*** Opening of Selected extract ***
Maximum Degree-Based Quasi-Clique Search via an Iterative Framework
Hongbo Xia, Kaiqiang Yu, Shengxin Liu, Cheng Long, Xun Zhou
TL;DR
This paper tackles the NP-hard problem of finding the largest $\gamma$-quasi-clique in a graph by introducing IterQC, an iterative framework that reduces MaxQC to a sequence of hereditary $k$-plex problems. It adds two key optimizations: a preprocessing stage based on $k$-core bounds to shrink the problem and initialize the search, and a pseudo lower bound that improves branch-and-bound pruning within the $k$-plex solver. The authors prove the basic framework's correctness, provide a detailed time-complexity analysis, and demonstrate through extensive experiments that IterQC achieves up to four orders of magnitude speedup and solves many more instances than the prior best methods DDA and FastQC. The work offers scalable, exact MaxQC solutions on large real-world graphs, with potential extensions to other cohesive subgraph models.
*** Close of Selected extract ***
Reproduce the full summary of the IterQC paper word for word. The lines after this summary are not required for anything here.
*** Opening of Information supplied ***
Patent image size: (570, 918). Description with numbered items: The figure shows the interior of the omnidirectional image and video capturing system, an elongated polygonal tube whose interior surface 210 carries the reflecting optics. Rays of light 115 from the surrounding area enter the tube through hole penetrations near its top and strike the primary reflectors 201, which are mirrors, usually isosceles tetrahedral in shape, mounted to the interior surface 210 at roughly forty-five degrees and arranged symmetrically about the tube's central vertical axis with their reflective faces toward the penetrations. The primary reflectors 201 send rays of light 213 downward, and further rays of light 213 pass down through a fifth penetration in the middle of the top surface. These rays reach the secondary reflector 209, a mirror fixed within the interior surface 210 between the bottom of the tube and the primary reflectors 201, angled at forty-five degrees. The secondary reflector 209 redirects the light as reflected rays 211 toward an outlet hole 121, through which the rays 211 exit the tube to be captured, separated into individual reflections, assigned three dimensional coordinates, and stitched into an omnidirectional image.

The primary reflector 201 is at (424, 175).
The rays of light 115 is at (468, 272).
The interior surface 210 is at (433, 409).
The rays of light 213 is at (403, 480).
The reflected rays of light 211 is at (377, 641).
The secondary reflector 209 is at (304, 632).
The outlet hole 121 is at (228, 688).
*** Close of Information supplied ***
## Reply
Maximum Degree-Based Quasi-Clique Search via an Iterative Framework
Hongbo Xia, Kaiqiang Yu, Shengxin Liu, Cheng Long, Xun Zhou
TL;DR
This paper tackles the NP-hard problem of finding the largest $\gamma$-quasi-clique in a graph by introducing IterQC, an iterative framework that reduces MaxQC to a sequence of hereditary $k$-plex problems. It adds two key optimizations: a preprocessing stage based on $k$-core bounds to shrink the problem and initialize the search, and a pseudo lower bound that improves branch-and-bound pruning within the $k$-plex solver. The authors prove the basic framework's correctness, provide a detailed time-complexity analysis, and demonstrate through extensive experiments that IterQC achieves up to four orders of magnitude speedup and solves many more instances than the prior best methods DDA and FastQC. The work offers scalable, exact MaxQC solutions on large real-world graphs, with potential extensions to other cohesive subgraph models.